*Your instructions*
Return the data exactly, with all pictures removed.

*Exercise data*
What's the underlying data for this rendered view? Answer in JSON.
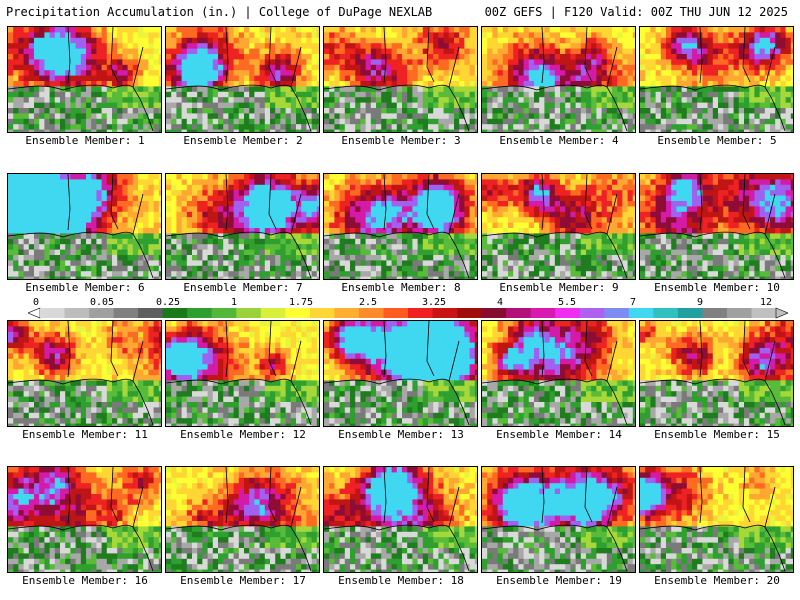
{
  "header": {
    "title": "Precipitation Accumulation (in.) | College of DuPage NEXLAB",
    "run_info": "00Z GEFS | F120 Valid: 00Z THU JUN 12 2025"
  },
  "members": [
    {
      "label": "Ensemble Member: 1",
      "hot": 0.55,
      "seed": 11
    },
    {
      "label": "Ensemble Member: 2",
      "hot": 0.7,
      "seed": 23
    },
    {
      "label": "Ensemble Member: 3",
      "hot": 0.4,
      "seed": 37
    },
    {
      "label": "Ensemble Member: 4",
      "hot": 0.6,
      "seed": 41
    },
    {
      "label": "Ensemble Member: 5",
      "hot": 0.75,
      "seed": 53
    },
    {
      "label": "Ensemble Member: 6",
      "hot": 0.95,
      "seed": 61
    },
    {
      "label": "Ensemble Member: 7",
      "hot": 0.6,
      "seed": 71
    },
    {
      "label": "Ensemble Member: 8",
      "hot": 0.7,
      "seed": 83
    },
    {
      "label": "Ensemble Member: 9",
      "hot": 0.55,
      "seed": 97
    },
    {
      "label": "Ensemble Member: 10",
      "hot": 0.6,
      "seed": 101
    },
    {
      "label": "Ensemble Member: 11",
      "hot": 0.6,
      "seed": 113
    },
    {
      "label": "Ensemble Member: 12",
      "hot": 0.5,
      "seed": 127
    },
    {
      "label": "Ensemble Member: 13",
      "hot": 0.85,
      "seed": 131
    },
    {
      "label": "Ensemble Member: 14",
      "hot": 0.4,
      "seed": 149
    },
    {
      "label": "Ensemble Member: 15",
      "hot": 0.45,
      "seed": 157
    },
    {
      "label": "Ensemble Member: 16",
      "hot": 0.55,
      "seed": 163
    },
    {
      "label": "Ensemble Member: 17",
      "hot": 0.7,
      "seed": 173
    },
    {
      "label": "Ensemble Member: 18",
      "hot": 0.5,
      "seed": 181
    },
    {
      "label": "Ensemble Member: 19",
      "hot": 0.7,
      "seed": 191
    },
    {
      "label": "Ensemble Member: 20",
      "hot": 0.65,
      "seed": 199
    }
  ],
  "colorbar": {
    "tick_labels": [
      "0",
      "0.05",
      "0.25",
      "1",
      "1.75",
      "2.5",
      "3.25",
      "4",
      "5.5",
      "7",
      "9",
      "12"
    ],
    "colors": [
      "#d9d9d9",
      "#bdbdbd",
      "#a0a0a0",
      "#808080",
      "#5f5f5f",
      "#1a7a1a",
      "#2e9e2e",
      "#53b83a",
      "#9ad23a",
      "#d8f03c",
      "#ffff33",
      "#ffd633",
      "#ffae33",
      "#ff8a2a",
      "#ff5a1f",
      "#ef2020",
      "#c81414",
      "#a00c0c",
      "#860c30",
      "#b01078",
      "#d81ab0",
      "#f02cf0",
      "#b060f0",
      "#7c8cf0",
      "#40d8f0",
      "#30c0c0",
      "#20a0a0",
      "#808080",
      "#a0a0a0",
      "#c0c0c0"
    ]
  }
}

*Written solution*
What's the underlying data for this rendered view? Answer in JSON.
{
  "header": {
    "title": "Precipitation Accumulation (in.) | College of DuPage NEXLAB",
    "run_info": "00Z GEFS | F120 Valid: 00Z THU JUN 12 2025"
  },
  "members": [
    {
      "label": "Ensemble Member: 1",
      "hot": 0.55,
      "seed": 11
    },
    {
      "label": "Ensemble Member: 2",
      "hot": 0.7,
      "seed": 23
    },
    {
      "label": "Ensemble Member: 3",
      "hot": 0.4,
      "seed": 37
    },
    {
      "label": "Ensemble Member: 4",
      "hot": 0.6,
      "seed": 41
    },
    {
      "label": "Ensemble Member: 5",
      "hot": 0.75,
      "seed": 53
    },
    {
      "label": "Ensemble Member: 6",
      "hot": 0.95,
      "seed": 61
    },
    {
      "label": "Ensemble Member: 7",
      "hot": 0.6,
      "seed": 71
    },
    {
      "label": "Ensemble Member: 8",
      "hot": 0.7,
      "seed": 83
    },
    {
      "label": "Ensemble Member: 9",
      "hot": 0.55,
      "seed": 97
    },
    {
      "label": "Ensemble Member: 10",
      "hot": 0.6,
      "seed": 101
    },
    {
      "label": "Ensemble Member: 11",
      "hot": 0.6,
      "seed": 113
    },
    {
      "label": "Ensemble Member: 12",
      "hot": 0.5,
      "seed": 127
    },
    {
      "label": "Ensemble Member: 13",
      "hot": 0.85,
      "seed": 131
    },
    {
      "label": "Ensemble Member: 14",
      "hot": 0.4,
      "seed": 149
    },
    {
      "label": "Ensemble Member: 15",
      "hot": 0.45,
      "seed": 157
    },
    {
      "label": "Ensemble Member: 16",
      "hot": 0.55,
      "seed": 163
    },
    {
      "label": "Ensemble Member: 17",
      "hot": 0.7,
      "seed": 173
    },
    {
      "label": "Ensemble Member: 18",
      "hot": 0.5,
      "seed": 181
    },
    {
      "label": "Ensemble Member: 19",
      "hot": 0.7,
      "seed": 191
    },
    {
      "label": "Ensemble Member: 20",
      "hot": 0.65,
      "seed": 199
    }
  ],
  "colorbar": {
    "tick_labels": [
      "0",
      "0.05",
      "0.25",
      "1",
      "1.75",
      "2.5",
      "3.25",
      "4",
      "5.5",
      "7",
      "9",
      "12"
    ],
    "colors": [
      "#d9d9d9",
      "#bdbdbd",
      "#a0a0a0",
      "#808080",
      "#5f5f5f",
      "#1a7a1a",
      "#2e9e2e",
      "#53b83a",
      "#9ad23a",
      "#d8f03c",
      "#ffff33",
      "#ffd633",
      "#ffae33",
      "#ff8a2a",
      "#ff5a1f",
      "#ef2020",
      "#c81414",
      "#a00c0c",
      "#860c30",
      "#b01078",
      "#d81ab0",
      "#f02cf0",
      "#b060f0",
      "#7c8cf0",
      "#40d8f0",
      "#30c0c0",
      "#20a0a0",
      "#808080",
      "#a0a0a0",
      "#c0c0c0"
    ]
  }
}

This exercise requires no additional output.